• [Work to be completed]
Copy every line with the string "name" in it.

• [Materials provided]
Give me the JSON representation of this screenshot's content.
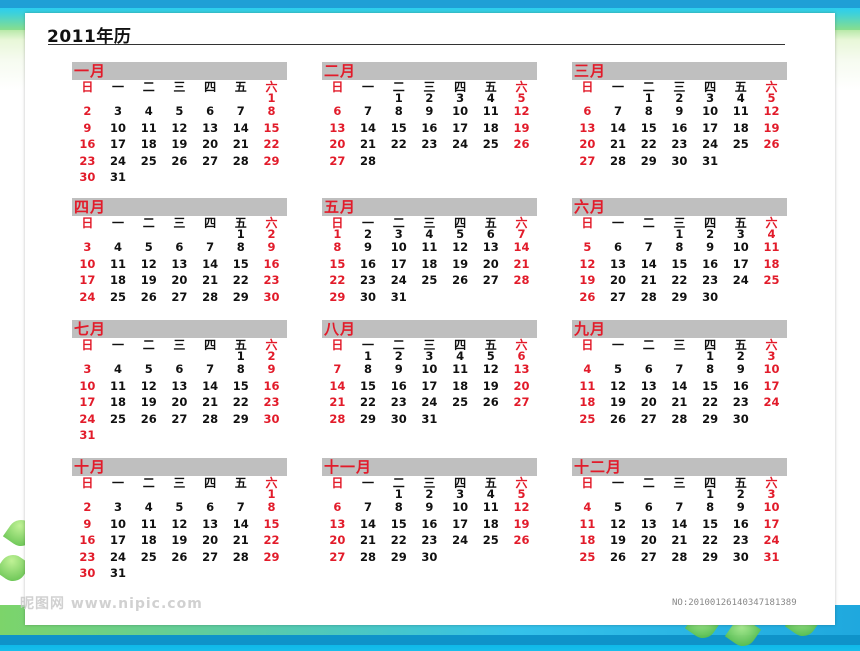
{
  "title": "2011年历",
  "weekdays": [
    "日",
    "一",
    "二",
    "三",
    "四",
    "五",
    "六"
  ],
  "months": [
    {
      "name": "一月",
      "start": 6,
      "days": 31
    },
    {
      "name": "二月",
      "start": 2,
      "days": 28
    },
    {
      "name": "三月",
      "start": 2,
      "days": 31
    },
    {
      "name": "四月",
      "start": 5,
      "days": 30
    },
    {
      "name": "五月",
      "start": 0,
      "days": 31
    },
    {
      "name": "六月",
      "start": 3,
      "days": 30
    },
    {
      "name": "七月",
      "start": 5,
      "days": 31
    },
    {
      "name": "八月",
      "start": 1,
      "days": 31
    },
    {
      "name": "九月",
      "start": 4,
      "days": 30
    },
    {
      "name": "十月",
      "start": 6,
      "days": 31
    },
    {
      "name": "十一月",
      "start": 2,
      "days": 30
    },
    {
      "name": "十二月",
      "start": 4,
      "days": 31
    }
  ],
  "watermark": "昵图网 www.nipic.com",
  "serial": "NO:20100126140347181389",
  "colors": {
    "sunday_saturday": "#e21b2a",
    "header_bar": "#bfbfbf",
    "weekday": "#111111"
  }
}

• [Result for this task]
      "name": "一月",
      "name": "二月",
      "name": "三月",
      "name": "四月",
      "name": "五月",
      "name": "六月",
      "name": "七月",
      "name": "八月",
      "name": "九月",
      "name": "十月",
      "name": "十一月",
      "name": "十二月",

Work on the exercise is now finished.